— Start Extracted data —

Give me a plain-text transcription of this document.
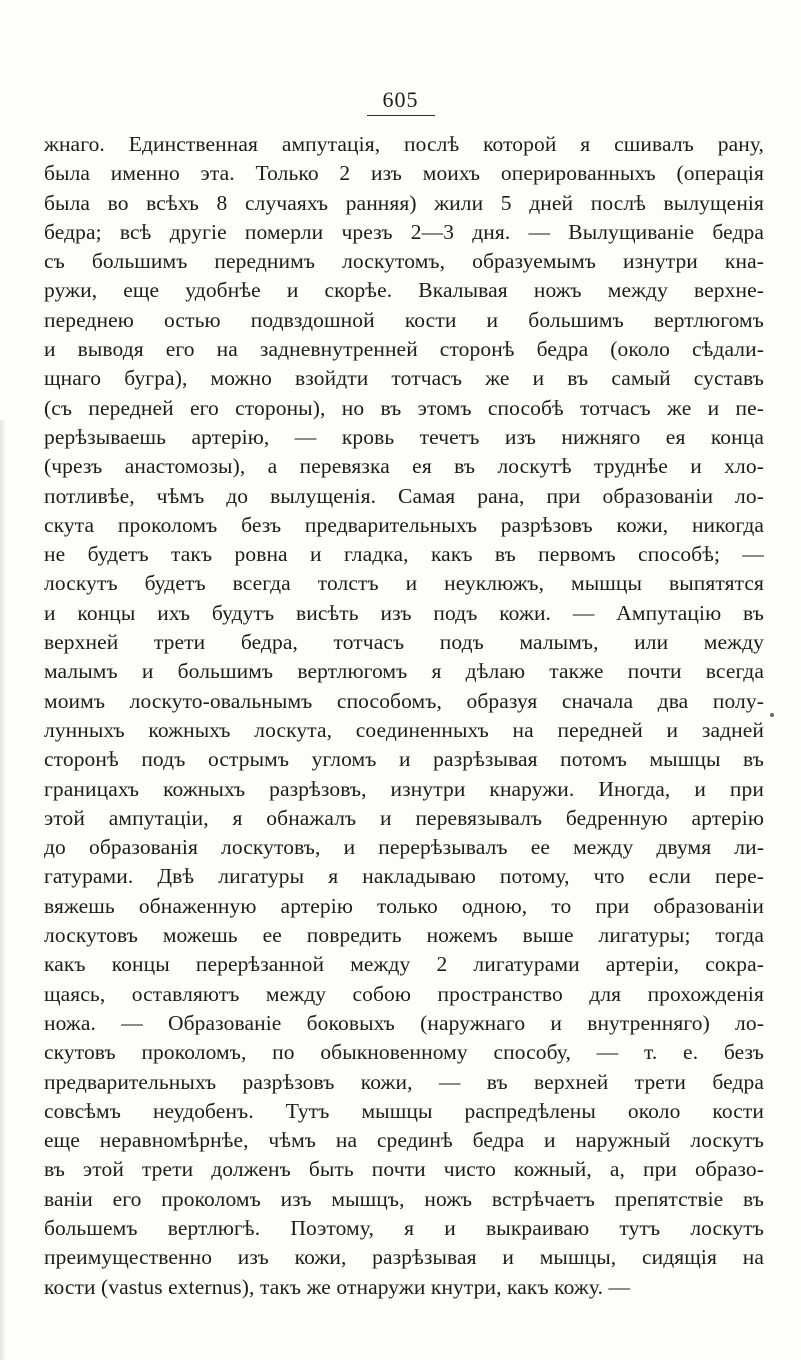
605
жнаго. Единственная ампутація, послѣ которой я сшивалъ рану,
была именно эта. Только 2 изъ моихъ оперированныхъ (операція
была во всѣхъ 8 случаяхъ ранняя) жили 5 дней послѣ вылущенія
бедра; всѣ другіе померли чрезъ 2—3 дня. — Вылущиваніе бедра
съ большимъ переднимъ лоскутомъ, образуемымъ изнутри кна-
ружи, еще удобнѣе и скорѣе. Вкалывая ножъ между верхне-
переднею остью подвздошной кости и большимъ вертлюгомъ
и выводя его на задневнутренней сторонѣ бедра (около сѣдали-
щнаго бугра), можно взойдти тотчасъ же и въ самый суставъ
(съ передней его стороны), но въ этомъ способѣ тотчасъ же и пе-
рерѣзываешь артерію, — кровь течетъ изъ нижняго ея конца
(чрезъ анастомозы), а перевязка ея въ лоскутѣ труднѣе и хло-
потливѣе, чѣмъ до вылущенія. Самая рана, при образованіи ло-
скута проколомъ безъ предварительныхъ разрѣзовъ кожи, никогда
не будетъ такъ ровна и гладка, какъ въ первомъ способѣ; —
лоскутъ будетъ всегда толстъ и неуклюжъ, мышцы выпятятся
и концы ихъ будутъ висѣть изъ подъ кожи. — Ампутацію въ
верхней трети бедра, тотчасъ подъ малымъ, или между
малымъ и большимъ вертлюгомъ я дѣлаю также почти всегда
моимъ лоскуто-овальнымъ способомъ, образуя сначала два полу-
лунныхъ кожныхъ лоскута, соединенныхъ на передней и задней
сторонѣ подъ острымъ угломъ и разрѣзывая потомъ мышцы въ
границахъ кожныхъ разрѣзовъ, изнутри кнаружи. Иногда, и при
этой ампутаціи, я обнажалъ и перевязывалъ бедренную артерію
до образованія лоскутовъ, и перерѣзывалъ ее между двумя ли-
гатурами. Двѣ лигатуры я накладываю потому, что если пере-
вяжешь обнаженную артерію только одною, то при образованіи
лоскутовъ можешь ее повредить ножемъ выше лигатуры; тогда
какъ концы перерѣзанной между 2 лигатурами артеріи, сокра-
щаясь, оставляютъ между собою пространство для прохожденія
ножа. — Образованіе боковыхъ (наружнаго и внутренняго) ло-
скутовъ проколомъ, по обыкновенному способу, — т. е. безъ
предварительныхъ разрѣзовъ кожи, — въ верхней трети бедра
совсѣмъ неудобенъ. Тутъ мышцы распредѣлены около кости
еще неравномѣрнѣе, чѣмъ на срединѣ бедра и наружный лоскутъ
въ этой трети долженъ быть почти чисто кожный, а, при образо-
ваніи его проколомъ изъ мышцъ, ножъ встрѣчаетъ препятствіе въ
большемъ вертлюгѣ. Поэтому, я и выкраиваю тутъ лоскутъ
преимущественно изъ кожи, разрѣзывая и мышцы, сидящія на
кости (vastus externus), такъ же отнаружи кнутри, какъ кожу. —
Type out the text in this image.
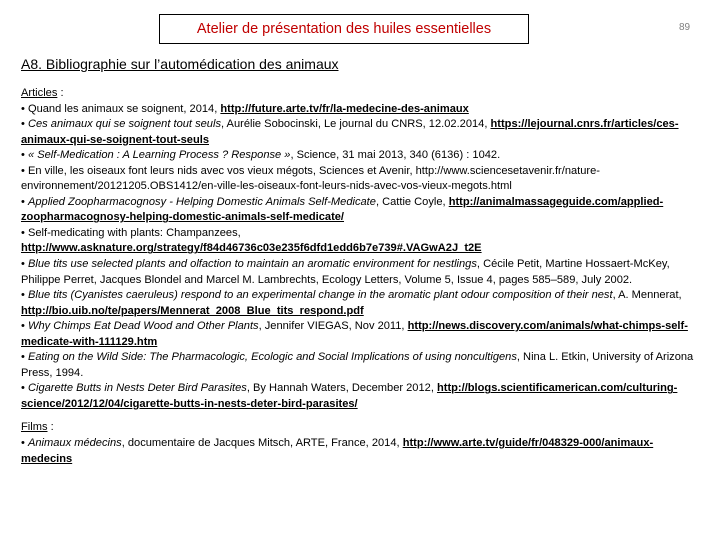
Atelier de présentation des huiles essentielles	89
A8. Bibliographie sur l’automédication des animaux

Articles :

• Quand les animaux se soignent, 2014, http://future.arte.tv/fr/la-medecine-des-animaux

• Ces animaux qui se soignent tout seuls, Aurélie Sobocinski, Le journal du CNRS, 12.02.2014, https://lejournal.cnrs.fr/articles/ces-animaux-qui-se-soignent-tout-seuls

• « Self-Medication : A Learning Process ? Response », Science, 31 mai 2013, 340 (6136) : 1042.

• En ville, les oiseaux font leurs nids avec vos vieux mégots, Sciences et Avenir, http://www.sciencesetavenir.fr/nature-environnement/20121205.OBS1412/en-ville-les-oiseaux-font-leurs-nids-avec-vos-vieux-megots.html

• Applied Zoopharmacognosy - Helping Domestic Animals Self-Medicate, Cattie Coyle, http://animalmassageguide.com/applied-zoopharmacognosy-helping-domestic-animals-self-medicate/

• Self-medicating with plants: Champanzees, http://www.asknature.org/strategy/f84d46736c03e235f6dfd1edd6b7e739#.VAGwA2J_t2E

• Blue tits use selected plants and olfaction to maintain an aromatic environment for nestlings, Cécile Petit, Martine Hossaert-McKey, Philippe Perret, Jacques Blondel and Marcel M. Lambrechts, Ecology Letters, Volume 5, Issue 4, pages 585–589, July 2002.

• Blue tits (Cyanistes caeruleus) respond to an experimental change in the aromatic plant odour composition of their nest, A. Mennerat, http://bio.uib.no/te/papers/Mennerat_2008_Blue_tits_respond.pdf

• Why Chimps Eat Dead Wood and Other Plants, Jennifer VIEGAS, Nov 2011, http://news.discovery.com/animals/what-chimps-self-medicate-with-111129.htm

• Eating on the Wild Side: The Pharmacologic, Ecologic and Social Implications of using noncultigens, Nina L. Etkin, University of Arizona Press, 1994.

• Cigarette Butts in Nests Deter Bird Parasites, By Hannah Waters, December 2012, http://blogs.scientificamerican.com/culturing-science/2012/12/04/cigarette-butts-in-nests-deter-bird-parasites/

Films :

• Animaux médecins, documentaire de Jacques Mitsch, ARTE, France, 2014, http://www.arte.tv/guide/fr/048329-000/animaux-medecins
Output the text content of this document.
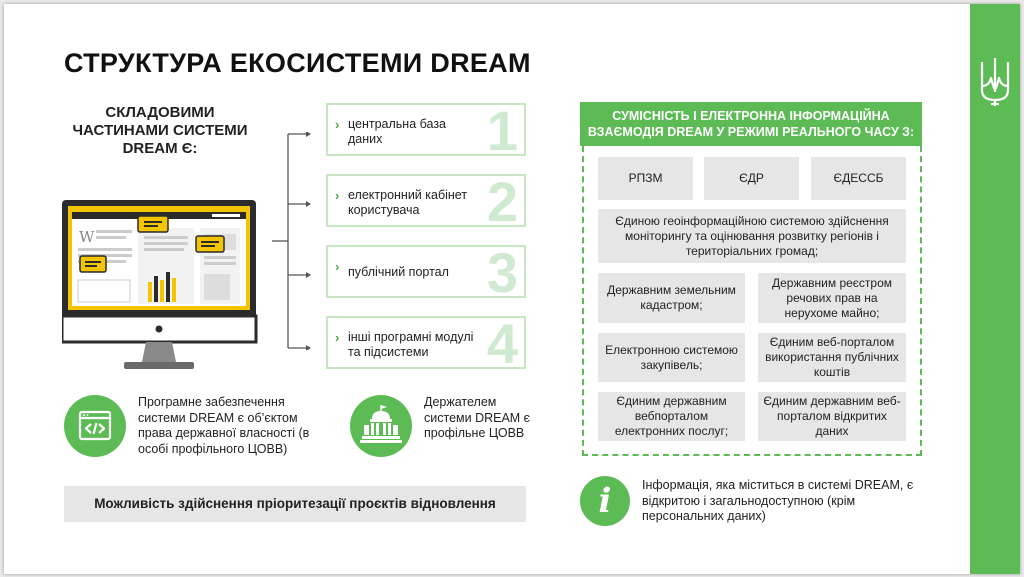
СТРУКТУРА ЕКОСИСТЕМИ DREAM
СКЛАДОВИМИ
ЧАСТИНАМИ СИСТЕМИ
DREAM Є:
W
› центральна база даних	1
› електронний кабінет користувача	2
› публічний портал 3
› інші програмні модулі та підсистеми	4
Програмне забезпечення системи DREAM є об’єктом права державної власності (в особі профільного ЦОВВ)
Держателем системи DREAM є профільне ЦОВВ
Можливість здійснення пріоритезації проєктів відновлення
СУМІСНІСТЬ І ЕЛЕКТРОННА ІНФОРМАЦІЙНА
ВЗАЄМОДІЯ DREAM У РЕЖИМІ РЕАЛЬНОГО ЧАСУ З:
РПЗМ	ЄДР	ЄДЕССБ
Єдиною геоінформаційною системою здійснення моніторингу та оцінювання розвитку регіонів і територіальних громад;
Державним земельним кадастром;
Державним реєстром речових прав на нерухоме майно;
Електронною системою закупівель;
Єдиним веб-порталом використання публічних коштів
Єдиним державним вебпорталом електронних послуг;
Єдиним державним веб-порталом відкритих даних
i	Інформація, яка міститься в системі DREAM, є відкритою і загальнодоступною (крім персональних даних)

— End Extracted data —

[Short problem]
Exactly reproduce each record, leaving out any pictures.

[Solution for this task]
Give me a plain-text transcription of this document.
605
жнаго. Единственная ампутація, послѣ которой я сшивалъ рану,
была именно эта. Только 2 изъ моихъ оперированныхъ (операція
была во всѣхъ 8 случаяхъ ранняя) жили 5 дней послѣ вылущенія
бедра; всѣ другіе померли чрезъ 2—3 дня. — Вылущиваніе бедра
съ большимъ переднимъ лоскутомъ, образуемымъ изнутри кна-
ружи, еще удобнѣе и скорѣе. Вкалывая ножъ между верхне-
переднею остью подвздошной кости и большимъ вертлюгомъ
и выводя его на задневнутренней сторонѣ бедра (около сѣдали-
щнаго бугра), можно взойдти тотчасъ же и въ самый суставъ
(съ передней его стороны), но въ этомъ способѣ тотчасъ же и пе-
рерѣзываешь артерію, — кровь течетъ изъ нижняго ея конца
(чрезъ анастомозы), а перевязка ея въ лоскутѣ труднѣе и хло-
потливѣе, чѣмъ до вылущенія. Самая рана, при образованіи ло-
скута проколомъ безъ предварительныхъ разрѣзовъ кожи, никогда
не будетъ такъ ровна и гладка, какъ въ первомъ способѣ; —
лоскутъ будетъ всегда толстъ и неуклюжъ, мышцы выпятятся
и концы ихъ будутъ висѣть изъ подъ кожи. — Ампутацію въ
верхней трети бедра, тотчасъ подъ малымъ, или между
малымъ и большимъ вертлюгомъ я дѣлаю также почти всегда
моимъ лоскуто-овальнымъ способомъ, образуя сначала два полу-
лунныхъ кожныхъ лоскута, соединенныхъ на передней и задней
сторонѣ подъ острымъ угломъ и разрѣзывая потомъ мышцы въ
границахъ кожныхъ разрѣзовъ, изнутри кнаружи. Иногда, и при
этой ампутаціи, я обнажалъ и перевязывалъ бедренную артерію
до образованія лоскутовъ, и перерѣзывалъ ее между двумя ли-
гатурами. Двѣ лигатуры я накладываю потому, что если пере-
вяжешь обнаженную артерію только одною, то при образованіи
лоскутовъ можешь ее повредить ножемъ выше лигатуры; тогда
какъ концы перерѣзанной между 2 лигатурами артеріи, сокра-
щаясь, оставляютъ между собою пространство для прохожденія
ножа. — Образованіе боковыхъ (наружнаго и внутренняго) ло-
скутовъ проколомъ, по обыкновенному способу, — т. е. безъ
предварительныхъ разрѣзовъ кожи, — въ верхней трети бедра
совсѣмъ неудобенъ. Тутъ мышцы распредѣлены около кости
еще неравномѣрнѣе, чѣмъ на срединѣ бедра и наружный лоскутъ
въ этой трети долженъ быть почти чисто кожный, а, при образо-
ваніи его проколомъ изъ мышцъ, ножъ встрѣчаетъ препятствіе въ
большемъ вертлюгѣ. Поэтому, я и выкраиваю тутъ лоскутъ
преимущественно изъ кожи, разрѣзывая и мышцы, сидящія на
кости (vastus externus), такъ же отнаружи кнутри, какъ кожу. —
Type out the text in this image.
Atelier de présentation des huiles essentielles	89
A8. Bibliographie sur l’automédication des animaux

Articles :

• Quand les animaux se soignent, 2014, http://future.arte.tv/fr/la-medecine-des-animaux

• Ces animaux qui se soignent tout seuls, Aurélie Sobocinski, Le journal du CNRS, 12.02.2014, https://lejournal.cnrs.fr/articles/ces-animaux-qui-se-soignent-tout-seuls

• « Self-Medication : A Learning Process ? Response », Science, 31 mai 2013, 340 (6136) : 1042.

• En ville, les oiseaux font leurs nids avec vos vieux mégots, Sciences et Avenir, http://www.sciencesetavenir.fr/nature-environnement/20121205.OBS1412/en-ville-les-oiseaux-font-leurs-nids-avec-vos-vieux-megots.html

• Applied Zoopharmacognosy - Helping Domestic Animals Self-Medicate, Cattie Coyle, http://animalmassageguide.com/applied-zoopharmacognosy-helping-domestic-animals-self-medicate/

• Self-medicating with plants: Champanzees, http://www.asknature.org/strategy/f84d46736c03e235f6dfd1edd6b7e739#.VAGwA2J_t2E

• Blue tits use selected plants and olfaction to maintain an aromatic environment for nestlings, Cécile Petit, Martine Hossaert-McKey, Philippe Perret, Jacques Blondel and Marcel M. Lambrechts, Ecology Letters, Volume 5, Issue 4, pages 585–589, July 2002.

• Blue tits (Cyanistes caeruleus) respond to an experimental change in the aromatic plant odour composition of their nest, A. Mennerat, http://bio.uib.no/te/papers/Mennerat_2008_Blue_tits_respond.pdf

• Why Chimps Eat Dead Wood and Other Plants, Jennifer VIEGAS, Nov 2011, http://news.discovery.com/animals/what-chimps-self-medicate-with-111129.htm

• Eating on the Wild Side: The Pharmacologic, Ecologic and Social Implications of using noncultigens, Nina L. Etkin, University of Arizona Press, 1994.

• Cigarette Butts in Nests Deter Bird Parasites, By Hannah Waters, December 2012, http://blogs.scientificamerican.com/culturing-science/2012/12/04/cigarette-butts-in-nests-deter-bird-parasites/

Films :

• Animaux médecins, documentaire de Jacques Mitsch, ARTE, France, 2014, http://www.arte.tv/guide/fr/048329-000/animaux-medecins
Output the text content of this document.
СТРУКТУРА ЕКОСИСТЕМИ DREAM
СКЛАДОВИМИ
ЧАСТИНАМИ СИСТЕМИ
DREAM Є:
W
› центральна база даних	1
› електронний кабінет користувача	2
› публічний портал 3
› інші програмні модулі та підсистеми	4
Програмне забезпечення системи DREAM є об’єктом права державної власності (в особі профільного ЦОВВ)
Держателем системи DREAM є профільне ЦОВВ
Можливість здійснення пріоритезації проєктів відновлення
СУМІСНІСТЬ І ЕЛЕКТРОННА ІНФОРМАЦІЙНА
ВЗАЄМОДІЯ DREAM У РЕЖИМІ РЕАЛЬНОГО ЧАСУ З:
РПЗМ	ЄДР	ЄДЕССБ
Єдиною геоінформаційною системою здійснення моніторингу та оцінювання розвитку регіонів і територіальних громад;
Державним земельним кадастром;
Державним реєстром речових прав на нерухоме майно;
Електронною системою закупівель;
Єдиним веб-порталом використання публічних коштів
Єдиним державним вебпорталом електронних послуг;
Єдиним державним веб-порталом відкритих даних
i	Інформація, яка міститься в системі DREAM, є відкритою і загальнодоступною (крім персональних даних)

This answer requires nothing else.